== WORK TO BE COMPLETED ==
Write out every entry exactly as given, but omit the pictures.

== RECORDS PROVIDED ==
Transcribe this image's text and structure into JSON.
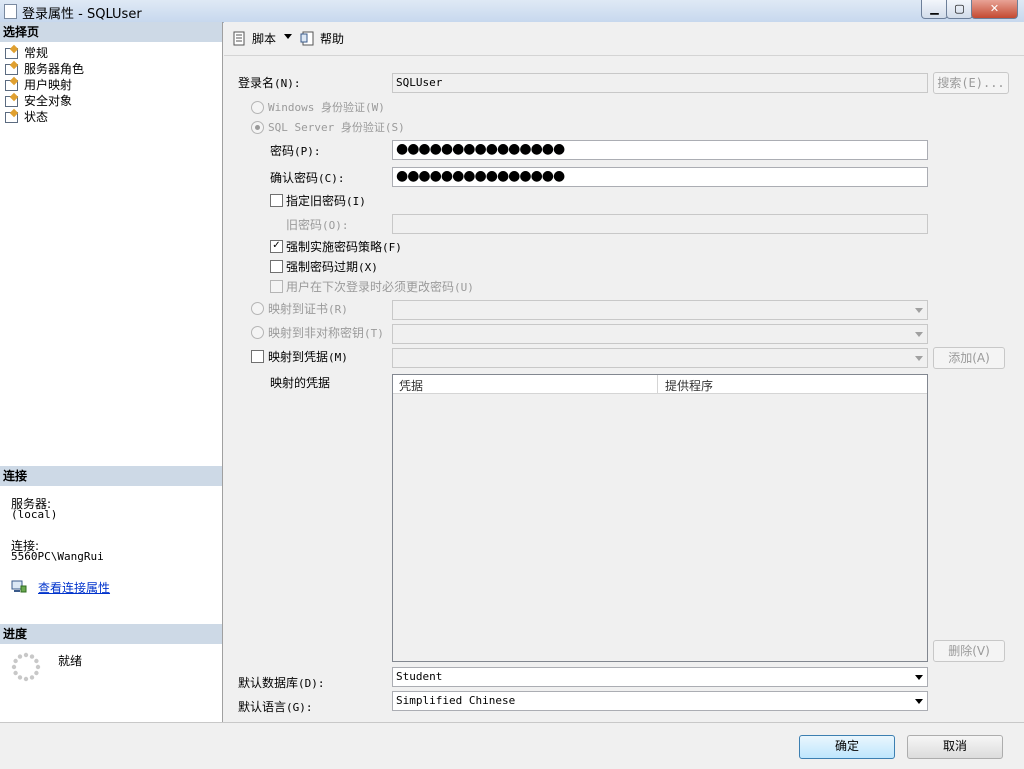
{
  "window": {
    "title": "登录属性 - SQLUser",
    "minimize": "▁",
    "maximize": "▢",
    "close": "✕"
  },
  "left": {
    "select_page_header": "选择页",
    "pages": [
      {
        "label": "常规",
        "icon": "page-icon"
      },
      {
        "label": "服务器角色",
        "icon": "page-icon"
      },
      {
        "label": "用户映射",
        "icon": "page-icon"
      },
      {
        "label": "安全对象",
        "icon": "page-icon"
      },
      {
        "label": "状态",
        "icon": "page-icon"
      }
    ],
    "connection_header": "连接",
    "server_label": "服务器:",
    "server_value": "(local)",
    "connection_label": "连接:",
    "connection_value": "5560PC\\WangRui",
    "view_conn_props": "查看连接属性",
    "progress_header": "进度",
    "progress_status": "就绪"
  },
  "toolbar": {
    "script": "脚本",
    "help": "帮助"
  },
  "form": {
    "login_name_label": "登录名",
    "login_name_acc": "(N):",
    "login_name_value": "SQLUser",
    "search_button": "搜索(E)...",
    "windows_auth": "Windows 身份验证",
    "windows_auth_acc": "(W)",
    "sql_auth": "SQL Server 身份验证",
    "sql_auth_acc": "(S)",
    "password_label": "密码",
    "password_acc": "(P):",
    "password_value": "●●●●●●●●●●●●●●●",
    "confirm_password_label": "确认密码",
    "confirm_password_acc": "(C):",
    "confirm_password_value": "●●●●●●●●●●●●●●●",
    "specify_old_password": "指定旧密码",
    "specify_old_password_acc": "(I)",
    "old_password_label": "旧密码",
    "old_password_acc": "(O):",
    "enforce_policy": "强制实施密码策略",
    "enforce_policy_acc": "(F)",
    "enforce_expiration": "强制密码过期",
    "enforce_expiration_acc": "(X)",
    "must_change": "用户在下次登录时必须更改密码",
    "must_change_acc": "(U)",
    "map_cert": "映射到证书",
    "map_cert_acc": "(R)",
    "map_asym_key": "映射到非对称密钥",
    "map_asym_key_acc": "(T)",
    "map_credential": "映射到凭据",
    "map_credential_acc": "(M)",
    "add_button": "添加(A)",
    "mapped_credentials_label": "映射的凭据",
    "grid_col_credential": "凭据",
    "grid_col_provider": "提供程序",
    "remove_button": "删除(V)",
    "default_db_label": "默认数据库",
    "default_db_acc": "(D):",
    "default_db_value": "Student",
    "default_lang_label": "默认语言",
    "default_lang_acc": "(G):",
    "default_lang_value": "Simplified Chinese"
  },
  "states": {
    "enforce_policy_checked": true,
    "enforce_expiration_checked": false,
    "specify_old_password_checked": false,
    "must_change_checked": false,
    "map_credential_checked": false,
    "selected_auth": "sql"
  },
  "buttons": {
    "ok": "确定",
    "cancel": "取消"
  },
  "colors": {
    "section_header": "#cdd9e6",
    "link": "#0033cc",
    "disabled_text": "#9a9a9a"
  }
}
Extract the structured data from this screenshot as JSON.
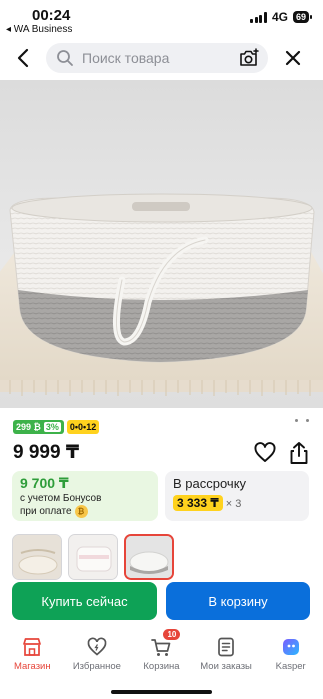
{
  "status": {
    "time": "00:24",
    "back_app": "◂ WA Business",
    "network": "4G",
    "battery": "69"
  },
  "search": {
    "placeholder": "Поиск товара"
  },
  "product": {
    "tag_bonus": "299 ₿",
    "tag_bonus_pct": "3%",
    "tag_installment": "0•0•12",
    "price": "9 999 ₸"
  },
  "bonus_card": {
    "value": "9 700 ₸",
    "line1": "с учетом Бонусов",
    "line2": "при оплате"
  },
  "installment_card": {
    "title": "В рассрочку",
    "amount": "3 333 ₸",
    "multiplier": "× 3"
  },
  "actions": {
    "buy_now": "Купить сейчас",
    "add_to_cart": "В корзину"
  },
  "nav": {
    "items": [
      {
        "label": "Магазин",
        "icon": "shop-icon"
      },
      {
        "label": "Избранное",
        "icon": "heart-icon"
      },
      {
        "label": "Корзина",
        "icon": "cart-icon",
        "badge": "10"
      },
      {
        "label": "Мои заказы",
        "icon": "orders-icon"
      },
      {
        "label": "Kasper",
        "icon": "kasper-icon"
      }
    ]
  },
  "colors": {
    "accent_red": "#e6453a",
    "buy_green": "#0ea256",
    "cart_blue": "#0a6fdb",
    "bonus_green": "#2e9d3a",
    "installment_yellow": "#ffd21e"
  }
}
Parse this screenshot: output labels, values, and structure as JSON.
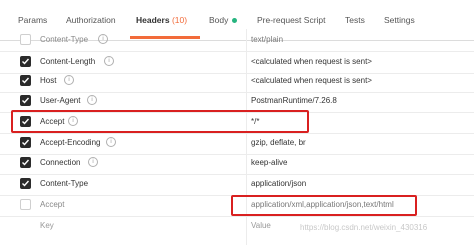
{
  "tabs": {
    "params": "Params",
    "authorization": "Authorization",
    "headers": "Headers",
    "headers_count": "(10)",
    "body": "Body",
    "prerequest": "Pre-request Script",
    "tests": "Tests",
    "settings": "Settings"
  },
  "rows": [
    {
      "key": "Content-Type",
      "value": "text/plain"
    },
    {
      "key": "Content-Length",
      "value": "<calculated when request is sent>"
    },
    {
      "key": "Host",
      "value": "<calculated when request is sent>"
    },
    {
      "key": "User-Agent",
      "value": "PostmanRuntime/7.26.8"
    },
    {
      "key": "Accept",
      "value": "*/*"
    },
    {
      "key": "Accept-Encoding",
      "value": "gzip, deflate, br"
    },
    {
      "key": "Connection",
      "value": "keep-alive"
    },
    {
      "key": "Content-Type",
      "value": "application/json"
    },
    {
      "key": "Accept",
      "value": "application/xml,application/json,text/html"
    }
  ],
  "new_row": {
    "key_placeholder": "Key",
    "value_placeholder": "Value"
  },
  "watermark": "https://blog.csdn.net/weixin_430316"
}
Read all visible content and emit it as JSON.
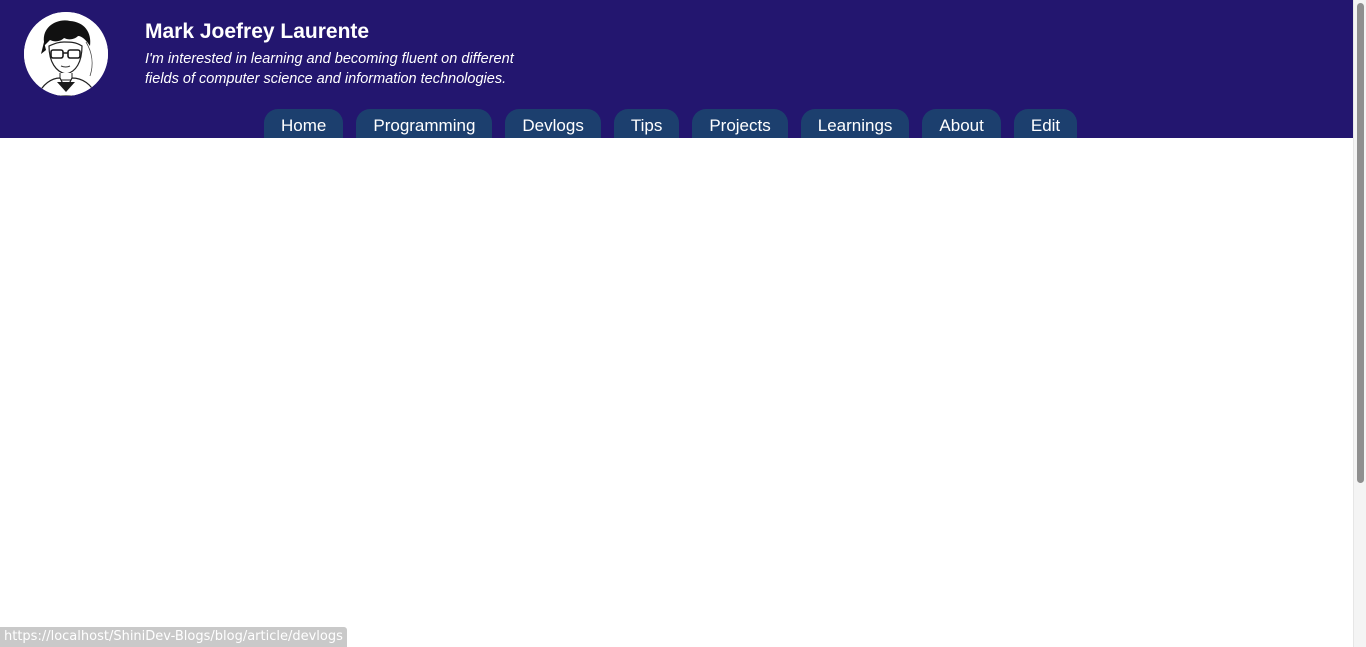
{
  "profile": {
    "name": "Mark Joefrey Laurente",
    "tagline": "I'm interested in learning and becoming fluent on different fields of computer science and information technologies.",
    "avatar_icon": "user-portrait-icon"
  },
  "nav": {
    "items": [
      {
        "label": "Home"
      },
      {
        "label": "Programming"
      },
      {
        "label": "Devlogs"
      },
      {
        "label": "Tips"
      },
      {
        "label": "Projects"
      },
      {
        "label": "Learnings"
      },
      {
        "label": "About"
      },
      {
        "label": "Edit"
      }
    ]
  },
  "status_bar": {
    "url": "https://localhost/ShiniDev-Blogs/blog/article/devlogs"
  },
  "colors": {
    "header_bg": "#23166f",
    "nav_item_bg": "#1c3f6e",
    "text": "#ffffff"
  }
}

== ANSWER FOR THIS EXERCISE ==
Transcribe this image's text and structure into JSON.
{
  "window": {
    "title": "登录属性 - SQLUser",
    "minimize": "▁",
    "maximize": "▢",
    "close": "✕"
  },
  "left": {
    "select_page_header": "选择页",
    "pages": [
      {
        "label": "常规",
        "icon": "page-icon"
      },
      {
        "label": "服务器角色",
        "icon": "page-icon"
      },
      {
        "label": "用户映射",
        "icon": "page-icon"
      },
      {
        "label": "安全对象",
        "icon": "page-icon"
      },
      {
        "label": "状态",
        "icon": "page-icon"
      }
    ],
    "connection_header": "连接",
    "server_label": "服务器:",
    "server_value": "(local)",
    "connection_label": "连接:",
    "connection_value": "5560PC\\WangRui",
    "view_conn_props": "查看连接属性",
    "progress_header": "进度",
    "progress_status": "就绪"
  },
  "toolbar": {
    "script": "脚本",
    "help": "帮助"
  },
  "form": {
    "login_name_label": "登录名",
    "login_name_acc": "(N):",
    "login_name_value": "SQLUser",
    "search_button": "搜索(E)...",
    "windows_auth": "Windows 身份验证",
    "windows_auth_acc": "(W)",
    "sql_auth": "SQL Server 身份验证",
    "sql_auth_acc": "(S)",
    "password_label": "密码",
    "password_acc": "(P):",
    "password_value": "●●●●●●●●●●●●●●●",
    "confirm_password_label": "确认密码",
    "confirm_password_acc": "(C):",
    "confirm_password_value": "●●●●●●●●●●●●●●●",
    "specify_old_password": "指定旧密码",
    "specify_old_password_acc": "(I)",
    "old_password_label": "旧密码",
    "old_password_acc": "(O):",
    "enforce_policy": "强制实施密码策略",
    "enforce_policy_acc": "(F)",
    "enforce_expiration": "强制密码过期",
    "enforce_expiration_acc": "(X)",
    "must_change": "用户在下次登录时必须更改密码",
    "must_change_acc": "(U)",
    "map_cert": "映射到证书",
    "map_cert_acc": "(R)",
    "map_asym_key": "映射到非对称密钥",
    "map_asym_key_acc": "(T)",
    "map_credential": "映射到凭据",
    "map_credential_acc": "(M)",
    "add_button": "添加(A)",
    "mapped_credentials_label": "映射的凭据",
    "grid_col_credential": "凭据",
    "grid_col_provider": "提供程序",
    "remove_button": "删除(V)",
    "default_db_label": "默认数据库",
    "default_db_acc": "(D):",
    "default_db_value": "Student",
    "default_lang_label": "默认语言",
    "default_lang_acc": "(G):",
    "default_lang_value": "Simplified Chinese"
  },
  "states": {
    "enforce_policy_checked": true,
    "enforce_expiration_checked": false,
    "specify_old_password_checked": false,
    "must_change_checked": false,
    "map_credential_checked": false,
    "selected_auth": "sql"
  },
  "buttons": {
    "ok": "确定",
    "cancel": "取消"
  },
  "colors": {
    "section_header": "#cdd9e6",
    "link": "#0033cc",
    "disabled_text": "#9a9a9a"
  }
}
Extract the structured data from this screenshot as JSON.
{
  "status": {
    "time": "00:24",
    "back_app": "◂ WA Business",
    "network": "4G",
    "battery": "69"
  },
  "search": {
    "placeholder": "Поиск товара"
  },
  "product": {
    "tag_bonus": "299 ₿",
    "tag_bonus_pct": "3%",
    "tag_installment": "0•0•12",
    "price": "9 999 ₸"
  },
  "bonus_card": {
    "value": "9 700 ₸",
    "line1": "с учетом Бонусов",
    "line2": "при оплате"
  },
  "installment_card": {
    "title": "В рассрочку",
    "amount": "3 333 ₸",
    "multiplier": "× 3"
  },
  "actions": {
    "buy_now": "Купить сейчас",
    "add_to_cart": "В корзину"
  },
  "nav": {
    "items": [
      {
        "label": "Магазин",
        "icon": "shop-icon"
      },
      {
        "label": "Избранное",
        "icon": "heart-icon"
      },
      {
        "label": "Корзина",
        "icon": "cart-icon",
        "badge": "10"
      },
      {
        "label": "Мои заказы",
        "icon": "orders-icon"
      },
      {
        "label": "Kasper",
        "icon": "kasper-icon"
      }
    ]
  },
  "colors": {
    "accent_red": "#e6453a",
    "buy_green": "#0ea256",
    "cart_blue": "#0a6fdb",
    "bonus_green": "#2e9d3a",
    "installment_yellow": "#ffd21e"
  }
}
Parse this screenshot: output labels, values, and structure as JSON.
{
  "tabs": {
    "params": "Params",
    "authorization": "Authorization",
    "headers": "Headers",
    "headers_count": "(10)",
    "body": "Body",
    "prerequest": "Pre-request Script",
    "tests": "Tests",
    "settings": "Settings"
  },
  "rows": [
    {
      "key": "Content-Type",
      "value": "text/plain"
    },
    {
      "key": "Content-Length",
      "value": "<calculated when request is sent>"
    },
    {
      "key": "Host",
      "value": "<calculated when request is sent>"
    },
    {
      "key": "User-Agent",
      "value": "PostmanRuntime/7.26.8"
    },
    {
      "key": "Accept",
      "value": "*/*"
    },
    {
      "key": "Accept-Encoding",
      "value": "gzip, deflate, br"
    },
    {
      "key": "Connection",
      "value": "keep-alive"
    },
    {
      "key": "Content-Type",
      "value": "application/json"
    },
    {
      "key": "Accept",
      "value": "application/xml,application/json,text/html"
    }
  ],
  "new_row": {
    "key_placeholder": "Key",
    "value_placeholder": "Value"
  },
  "watermark": "https://blog.csdn.net/weixin_430316"
}
Read all visible content and emit it as JSON.
{
  "profile": {
    "name": "Mark Joefrey Laurente",
    "tagline": "I'm interested in learning and becoming fluent on different fields of computer science and information technologies.",
    "avatar_icon": "user-portrait-icon"
  },
  "nav": {
    "items": [
      {
        "label": "Home"
      },
      {
        "label": "Programming"
      },
      {
        "label": "Devlogs"
      },
      {
        "label": "Tips"
      },
      {
        "label": "Projects"
      },
      {
        "label": "Learnings"
      },
      {
        "label": "About"
      },
      {
        "label": "Edit"
      }
    ]
  },
  "status_bar": {
    "url": "https://localhost/ShiniDev-Blogs/blog/article/devlogs"
  },
  "colors": {
    "header_bg": "#23166f",
    "nav_item_bg": "#1c3f6e",
    "text": "#ffffff"
  }
}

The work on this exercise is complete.